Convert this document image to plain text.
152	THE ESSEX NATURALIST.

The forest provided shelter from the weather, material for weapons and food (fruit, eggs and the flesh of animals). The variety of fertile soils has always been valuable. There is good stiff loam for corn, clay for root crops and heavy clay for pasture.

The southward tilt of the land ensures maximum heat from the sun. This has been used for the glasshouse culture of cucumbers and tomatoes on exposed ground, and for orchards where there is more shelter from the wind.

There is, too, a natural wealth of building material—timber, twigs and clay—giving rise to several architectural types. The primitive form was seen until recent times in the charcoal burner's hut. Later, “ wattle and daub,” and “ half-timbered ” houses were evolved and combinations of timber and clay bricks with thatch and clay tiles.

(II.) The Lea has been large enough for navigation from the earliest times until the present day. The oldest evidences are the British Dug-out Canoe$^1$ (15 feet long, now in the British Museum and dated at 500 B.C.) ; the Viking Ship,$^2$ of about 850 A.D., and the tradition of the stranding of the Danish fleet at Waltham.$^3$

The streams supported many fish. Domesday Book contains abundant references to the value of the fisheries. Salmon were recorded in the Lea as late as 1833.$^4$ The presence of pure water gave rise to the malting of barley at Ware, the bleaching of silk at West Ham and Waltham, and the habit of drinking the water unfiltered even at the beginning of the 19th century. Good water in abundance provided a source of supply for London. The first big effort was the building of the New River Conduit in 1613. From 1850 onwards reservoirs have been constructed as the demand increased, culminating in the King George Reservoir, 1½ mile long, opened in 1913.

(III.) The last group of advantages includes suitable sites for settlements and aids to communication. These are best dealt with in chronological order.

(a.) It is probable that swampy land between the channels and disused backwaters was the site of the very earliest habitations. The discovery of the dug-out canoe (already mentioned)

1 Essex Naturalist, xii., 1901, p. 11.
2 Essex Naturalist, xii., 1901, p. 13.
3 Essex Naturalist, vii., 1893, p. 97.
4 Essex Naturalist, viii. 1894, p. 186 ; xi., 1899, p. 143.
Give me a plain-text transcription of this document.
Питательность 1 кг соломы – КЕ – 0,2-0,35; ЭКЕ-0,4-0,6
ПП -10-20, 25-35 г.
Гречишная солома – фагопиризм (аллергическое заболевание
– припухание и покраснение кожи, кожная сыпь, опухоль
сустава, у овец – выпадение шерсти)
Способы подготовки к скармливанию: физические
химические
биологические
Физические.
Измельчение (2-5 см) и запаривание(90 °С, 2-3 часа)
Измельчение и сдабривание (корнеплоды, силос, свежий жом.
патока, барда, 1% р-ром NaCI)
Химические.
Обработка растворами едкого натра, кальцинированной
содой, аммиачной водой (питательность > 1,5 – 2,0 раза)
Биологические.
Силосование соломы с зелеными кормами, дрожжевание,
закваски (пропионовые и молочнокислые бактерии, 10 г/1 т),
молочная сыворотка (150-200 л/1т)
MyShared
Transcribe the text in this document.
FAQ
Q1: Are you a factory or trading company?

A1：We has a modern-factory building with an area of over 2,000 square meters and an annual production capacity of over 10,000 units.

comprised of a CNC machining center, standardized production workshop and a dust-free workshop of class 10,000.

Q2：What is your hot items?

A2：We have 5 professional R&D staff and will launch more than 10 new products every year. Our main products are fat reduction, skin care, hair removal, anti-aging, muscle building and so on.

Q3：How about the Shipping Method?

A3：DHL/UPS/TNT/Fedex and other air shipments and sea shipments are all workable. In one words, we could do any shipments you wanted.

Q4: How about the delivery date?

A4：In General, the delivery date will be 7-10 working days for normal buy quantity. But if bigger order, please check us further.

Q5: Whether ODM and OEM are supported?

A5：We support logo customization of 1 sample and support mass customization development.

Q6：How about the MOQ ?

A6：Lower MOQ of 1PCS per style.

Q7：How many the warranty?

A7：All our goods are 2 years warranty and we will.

§ SET EXERCISE:
Please quote the records above exactly, without skipping a line.

§ SOLUTION FOR THIS PROBLEM:
Convert this document image to plain text.
152	THE ESSEX NATURALIST.

The forest provided shelter from the weather, material for weapons and food (fruit, eggs and the flesh of animals). The variety of fertile soils has always been valuable. There is good stiff loam for corn, clay for root crops and heavy clay for pasture.

The southward tilt of the land ensures maximum heat from the sun. This has been used for the glasshouse culture of cucumbers and tomatoes on exposed ground, and for orchards where there is more shelter from the wind.

There is, too, a natural wealth of building material—timber, twigs and clay—giving rise to several architectural types. The primitive form was seen until recent times in the charcoal burner's hut. Later, “ wattle and daub,” and “ half-timbered ” houses were evolved and combinations of timber and clay bricks with thatch and clay tiles.

(II.) The Lea has been large enough for navigation from the earliest times until the present day. The oldest evidences are the British Dug-out Canoe$^1$ (15 feet long, now in the British Museum and dated at 500 B.C.) ; the Viking Ship,$^2$ of about 850 A.D., and the tradition of the stranding of the Danish fleet at Waltham.$^3$

The streams supported many fish. Domesday Book contains abundant references to the value of the fisheries. Salmon were recorded in the Lea as late as 1833.$^4$ The presence of pure water gave rise to the malting of barley at Ware, the bleaching of silk at West Ham and Waltham, and the habit of drinking the water unfiltered even at the beginning of the 19th century. Good water in abundance provided a source of supply for London. The first big effort was the building of the New River Conduit in 1613. From 1850 onwards reservoirs have been constructed as the demand increased, culminating in the King George Reservoir, 1½ mile long, opened in 1913.

(III.) The last group of advantages includes suitable sites for settlements and aids to communication. These are best dealt with in chronological order.

(a.) It is probable that swampy land between the channels and disused backwaters was the site of the very earliest habitations. The discovery of the dug-out canoe (already mentioned)

1 Essex Naturalist, xii., 1901, p. 11.
2 Essex Naturalist, xii., 1901, p. 13.
3 Essex Naturalist, vii., 1893, p. 97.
4 Essex Naturalist, viii. 1894, p. 186 ; xi., 1899, p. 143.
Give me a plain-text transcription of this document.
Питательность 1 кг соломы – КЕ – 0,2-0,35; ЭКЕ-0,4-0,6
ПП -10-20, 25-35 г.
Гречишная солома – фагопиризм (аллергическое заболевание
– припухание и покраснение кожи, кожная сыпь, опухоль
сустава, у овец – выпадение шерсти)
Способы подготовки к скармливанию: физические
химические
биологические
Физические.
Измельчение (2-5 см) и запаривание(90 °С, 2-3 часа)
Измельчение и сдабривание (корнеплоды, силос, свежий жом.
патока, барда, 1% р-ром NaCI)
Химические.
Обработка растворами едкого натра, кальцинированной
содой, аммиачной водой (питательность > 1,5 – 2,0 раза)
Биологические.
Силосование соломы с зелеными кормами, дрожжевание,
закваски (пропионовые и молочнокислые бактерии, 10 г/1 т),
молочная сыворотка (150-200 л/1т)
MyShared
Transcribe the text in this document.
FAQ
Q1: Are you a factory or trading company?

A1：We has a modern-factory building with an area of over 2,000 square meters and an annual production capacity of over 10,000 units.

comprised of a CNC machining center, standardized production workshop and a dust-free workshop of class 10,000.

Q2：What is your hot items?

A2：We have 5 professional R&D staff and will launch more than 10 new products every year. Our main products are fat reduction, skin care, hair removal, anti-aging, muscle building and so on.

Q3：How about the Shipping Method?

A3：DHL/UPS/TNT/Fedex and other air shipments and sea shipments are all workable. In one words, we could do any shipments you wanted.

Q4: How about the delivery date?

A4：In General, the delivery date will be 7-10 working days for normal buy quantity. But if bigger order, please check us further.

Q5: Whether ODM and OEM are supported?

A5：We support logo customization of 1 sample and support mass customization development.

Q6：How about the MOQ ?

A6：Lower MOQ of 1PCS per style.

Q7：How many the warranty?

A7：All our goods are 2 years warranty and we will.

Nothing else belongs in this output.